## Begin Items

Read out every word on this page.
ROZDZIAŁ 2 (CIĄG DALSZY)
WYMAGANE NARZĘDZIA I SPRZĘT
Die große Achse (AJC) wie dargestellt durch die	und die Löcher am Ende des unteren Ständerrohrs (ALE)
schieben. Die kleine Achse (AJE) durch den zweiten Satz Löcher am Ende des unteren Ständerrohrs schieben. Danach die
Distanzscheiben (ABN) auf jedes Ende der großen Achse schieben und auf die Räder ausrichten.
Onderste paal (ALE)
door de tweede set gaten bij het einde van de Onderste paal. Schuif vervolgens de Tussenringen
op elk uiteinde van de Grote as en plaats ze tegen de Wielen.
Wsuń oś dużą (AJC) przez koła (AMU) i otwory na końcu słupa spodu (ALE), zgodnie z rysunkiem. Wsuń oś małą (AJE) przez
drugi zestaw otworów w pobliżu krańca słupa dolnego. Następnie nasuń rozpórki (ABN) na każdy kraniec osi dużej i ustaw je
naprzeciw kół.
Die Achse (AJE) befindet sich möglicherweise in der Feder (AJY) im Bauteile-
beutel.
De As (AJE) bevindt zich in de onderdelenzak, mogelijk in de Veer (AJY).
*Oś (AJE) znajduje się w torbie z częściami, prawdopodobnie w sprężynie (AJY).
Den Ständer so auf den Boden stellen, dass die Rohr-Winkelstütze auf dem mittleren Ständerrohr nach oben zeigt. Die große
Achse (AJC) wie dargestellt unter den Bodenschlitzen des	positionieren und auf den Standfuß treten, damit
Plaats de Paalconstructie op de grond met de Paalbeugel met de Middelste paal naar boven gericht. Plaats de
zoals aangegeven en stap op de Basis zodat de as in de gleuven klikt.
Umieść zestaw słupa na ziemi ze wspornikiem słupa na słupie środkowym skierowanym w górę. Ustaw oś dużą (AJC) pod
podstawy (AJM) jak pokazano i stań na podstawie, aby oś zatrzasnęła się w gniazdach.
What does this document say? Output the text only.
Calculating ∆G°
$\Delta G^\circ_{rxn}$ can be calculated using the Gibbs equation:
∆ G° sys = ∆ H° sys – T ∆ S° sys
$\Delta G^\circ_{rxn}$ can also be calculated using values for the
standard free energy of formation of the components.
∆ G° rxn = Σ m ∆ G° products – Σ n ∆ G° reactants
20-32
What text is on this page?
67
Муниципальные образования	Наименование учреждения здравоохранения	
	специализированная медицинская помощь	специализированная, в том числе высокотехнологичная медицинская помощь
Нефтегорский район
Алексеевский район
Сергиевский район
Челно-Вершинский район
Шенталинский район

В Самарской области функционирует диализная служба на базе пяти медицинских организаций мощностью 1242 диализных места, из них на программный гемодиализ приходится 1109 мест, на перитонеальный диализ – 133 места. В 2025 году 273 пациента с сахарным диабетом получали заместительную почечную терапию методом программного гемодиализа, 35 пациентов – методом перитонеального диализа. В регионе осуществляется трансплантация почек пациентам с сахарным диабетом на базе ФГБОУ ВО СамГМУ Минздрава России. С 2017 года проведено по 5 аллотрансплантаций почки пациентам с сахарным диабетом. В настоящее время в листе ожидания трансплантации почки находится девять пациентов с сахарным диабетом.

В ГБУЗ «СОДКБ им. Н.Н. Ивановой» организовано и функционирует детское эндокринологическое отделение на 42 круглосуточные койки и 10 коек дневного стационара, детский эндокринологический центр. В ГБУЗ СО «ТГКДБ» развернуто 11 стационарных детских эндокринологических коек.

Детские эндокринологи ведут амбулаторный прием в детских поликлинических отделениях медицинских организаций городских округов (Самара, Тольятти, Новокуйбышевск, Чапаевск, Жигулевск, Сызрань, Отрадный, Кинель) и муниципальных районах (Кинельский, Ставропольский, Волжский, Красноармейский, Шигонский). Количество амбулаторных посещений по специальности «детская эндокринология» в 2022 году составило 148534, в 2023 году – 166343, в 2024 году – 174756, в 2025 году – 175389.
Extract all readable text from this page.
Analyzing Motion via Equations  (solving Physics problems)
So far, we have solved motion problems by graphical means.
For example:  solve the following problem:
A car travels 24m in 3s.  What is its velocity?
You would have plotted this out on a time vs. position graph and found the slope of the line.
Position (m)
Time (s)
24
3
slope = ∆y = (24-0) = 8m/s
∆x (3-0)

## End Items

● Directions:
Within the listing above, copy each line that has the string "paal".

● Correct output:
Onderste paal (ALE)
door de tweede set gaten bij het einde van de Onderste paal. Schuif vervolgens de Tussenringen
Plaats de Paalconstructie op de grond met de Paalbeugel met de Middelste paal naar boven gericht. Plaats de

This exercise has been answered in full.